++++ EXTRACTED MATERIAL
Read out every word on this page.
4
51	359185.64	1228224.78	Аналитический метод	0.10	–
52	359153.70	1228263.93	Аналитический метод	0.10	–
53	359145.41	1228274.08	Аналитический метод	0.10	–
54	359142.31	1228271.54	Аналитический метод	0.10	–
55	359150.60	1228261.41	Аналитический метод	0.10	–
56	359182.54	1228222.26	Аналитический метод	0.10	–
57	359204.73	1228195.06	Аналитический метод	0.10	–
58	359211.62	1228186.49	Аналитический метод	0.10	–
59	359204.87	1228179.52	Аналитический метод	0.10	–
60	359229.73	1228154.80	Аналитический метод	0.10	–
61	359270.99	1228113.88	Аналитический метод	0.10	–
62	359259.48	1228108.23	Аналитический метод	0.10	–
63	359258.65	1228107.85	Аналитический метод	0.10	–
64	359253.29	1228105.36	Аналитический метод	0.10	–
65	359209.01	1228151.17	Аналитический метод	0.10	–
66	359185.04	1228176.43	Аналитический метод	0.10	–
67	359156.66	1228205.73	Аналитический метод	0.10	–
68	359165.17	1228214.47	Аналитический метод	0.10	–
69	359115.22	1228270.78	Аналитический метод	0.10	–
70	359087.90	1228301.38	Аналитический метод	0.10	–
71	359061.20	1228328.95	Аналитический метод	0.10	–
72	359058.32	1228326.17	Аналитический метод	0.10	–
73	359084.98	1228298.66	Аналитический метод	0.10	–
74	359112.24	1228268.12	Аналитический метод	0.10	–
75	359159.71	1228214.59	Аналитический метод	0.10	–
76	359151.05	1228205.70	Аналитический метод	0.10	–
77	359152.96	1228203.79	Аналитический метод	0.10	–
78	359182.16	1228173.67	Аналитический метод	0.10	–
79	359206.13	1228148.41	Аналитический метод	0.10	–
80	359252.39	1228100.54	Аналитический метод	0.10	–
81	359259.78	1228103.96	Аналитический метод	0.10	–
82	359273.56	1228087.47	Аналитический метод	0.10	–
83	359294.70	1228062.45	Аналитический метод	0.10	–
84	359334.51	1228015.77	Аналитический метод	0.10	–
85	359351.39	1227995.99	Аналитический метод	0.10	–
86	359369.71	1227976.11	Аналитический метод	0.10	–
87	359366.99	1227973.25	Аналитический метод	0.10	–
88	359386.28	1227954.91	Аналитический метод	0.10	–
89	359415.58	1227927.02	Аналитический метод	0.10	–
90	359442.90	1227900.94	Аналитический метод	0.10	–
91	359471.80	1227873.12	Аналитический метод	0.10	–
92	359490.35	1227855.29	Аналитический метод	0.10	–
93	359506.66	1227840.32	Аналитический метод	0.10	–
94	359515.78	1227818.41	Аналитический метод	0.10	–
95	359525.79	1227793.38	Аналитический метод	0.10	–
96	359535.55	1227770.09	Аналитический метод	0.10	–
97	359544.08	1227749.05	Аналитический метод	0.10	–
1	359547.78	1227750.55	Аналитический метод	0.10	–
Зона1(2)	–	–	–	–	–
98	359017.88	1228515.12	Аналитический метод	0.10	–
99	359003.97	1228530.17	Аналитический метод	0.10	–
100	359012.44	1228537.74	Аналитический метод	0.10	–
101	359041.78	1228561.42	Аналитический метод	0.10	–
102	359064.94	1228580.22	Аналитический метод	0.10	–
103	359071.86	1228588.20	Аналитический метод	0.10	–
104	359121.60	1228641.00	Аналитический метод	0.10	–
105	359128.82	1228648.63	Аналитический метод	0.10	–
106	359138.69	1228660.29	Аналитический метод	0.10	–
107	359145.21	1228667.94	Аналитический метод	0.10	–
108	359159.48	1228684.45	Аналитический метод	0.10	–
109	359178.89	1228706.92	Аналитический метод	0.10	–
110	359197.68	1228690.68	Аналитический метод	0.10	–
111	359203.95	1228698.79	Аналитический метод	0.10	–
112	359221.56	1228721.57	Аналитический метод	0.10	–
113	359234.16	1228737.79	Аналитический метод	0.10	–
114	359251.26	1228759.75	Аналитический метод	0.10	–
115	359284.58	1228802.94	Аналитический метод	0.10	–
++++++++
• _OBJECTIVE_
Without changing a word, restate the whole listing.

• _COMPLETED TASK_
Read out every word on this page.
4
51	359185.64	1228224.78	Аналитический метод	0.10	–
52	359153.70	1228263.93	Аналитический метод	0.10	–
53	359145.41	1228274.08	Аналитический метод	0.10	–
54	359142.31	1228271.54	Аналитический метод	0.10	–
55	359150.60	1228261.41	Аналитический метод	0.10	–
56	359182.54	1228222.26	Аналитический метод	0.10	–
57	359204.73	1228195.06	Аналитический метод	0.10	–
58	359211.62	1228186.49	Аналитический метод	0.10	–
59	359204.87	1228179.52	Аналитический метод	0.10	–
60	359229.73	1228154.80	Аналитический метод	0.10	–
61	359270.99	1228113.88	Аналитический метод	0.10	–
62	359259.48	1228108.23	Аналитический метод	0.10	–
63	359258.65	1228107.85	Аналитический метод	0.10	–
64	359253.29	1228105.36	Аналитический метод	0.10	–
65	359209.01	1228151.17	Аналитический метод	0.10	–
66	359185.04	1228176.43	Аналитический метод	0.10	–
67	359156.66	1228205.73	Аналитический метод	0.10	–
68	359165.17	1228214.47	Аналитический метод	0.10	–
69	359115.22	1228270.78	Аналитический метод	0.10	–
70	359087.90	1228301.38	Аналитический метод	0.10	–
71	359061.20	1228328.95	Аналитический метод	0.10	–
72	359058.32	1228326.17	Аналитический метод	0.10	–
73	359084.98	1228298.66	Аналитический метод	0.10	–
74	359112.24	1228268.12	Аналитический метод	0.10	–
75	359159.71	1228214.59	Аналитический метод	0.10	–
76	359151.05	1228205.70	Аналитический метод	0.10	–
77	359152.96	1228203.79	Аналитический метод	0.10	–
78	359182.16	1228173.67	Аналитический метод	0.10	–
79	359206.13	1228148.41	Аналитический метод	0.10	–
80	359252.39	1228100.54	Аналитический метод	0.10	–
81	359259.78	1228103.96	Аналитический метод	0.10	–
82	359273.56	1228087.47	Аналитический метод	0.10	–
83	359294.70	1228062.45	Аналитический метод	0.10	–
84	359334.51	1228015.77	Аналитический метод	0.10	–
85	359351.39	1227995.99	Аналитический метод	0.10	–
86	359369.71	1227976.11	Аналитический метод	0.10	–
87	359366.99	1227973.25	Аналитический метод	0.10	–
88	359386.28	1227954.91	Аналитический метод	0.10	–
89	359415.58	1227927.02	Аналитический метод	0.10	–
90	359442.90	1227900.94	Аналитический метод	0.10	–
91	359471.80	1227873.12	Аналитический метод	0.10	–
92	359490.35	1227855.29	Аналитический метод	0.10	–
93	359506.66	1227840.32	Аналитический метод	0.10	–
94	359515.78	1227818.41	Аналитический метод	0.10	–
95	359525.79	1227793.38	Аналитический метод	0.10	–
96	359535.55	1227770.09	Аналитический метод	0.10	–
97	359544.08	1227749.05	Аналитический метод	0.10	–
1	359547.78	1227750.55	Аналитический метод	0.10	–
Зона1(2)	–	–	–	–	–
98	359017.88	1228515.12	Аналитический метод	0.10	–
99	359003.97	1228530.17	Аналитический метод	0.10	–
100	359012.44	1228537.74	Аналитический метод	0.10	–
101	359041.78	1228561.42	Аналитический метод	0.10	–
102	359064.94	1228580.22	Аналитический метод	0.10	–
103	359071.86	1228588.20	Аналитический метод	0.10	–
104	359121.60	1228641.00	Аналитический метод	0.10	–
105	359128.82	1228648.63	Аналитический метод	0.10	–
106	359138.69	1228660.29	Аналитический метод	0.10	–
107	359145.21	1228667.94	Аналитический метод	0.10	–
108	359159.48	1228684.45	Аналитический метод	0.10	–
109	359178.89	1228706.92	Аналитический метод	0.10	–
110	359197.68	1228690.68	Аналитический метод	0.10	–
111	359203.95	1228698.79	Аналитический метод	0.10	–
112	359221.56	1228721.57	Аналитический метод	0.10	–
113	359234.16	1228737.79	Аналитический метод	0.10	–
114	359251.26	1228759.75	Аналитический метод	0.10	–
115	359284.58	1228802.94	Аналитический метод	0.10	–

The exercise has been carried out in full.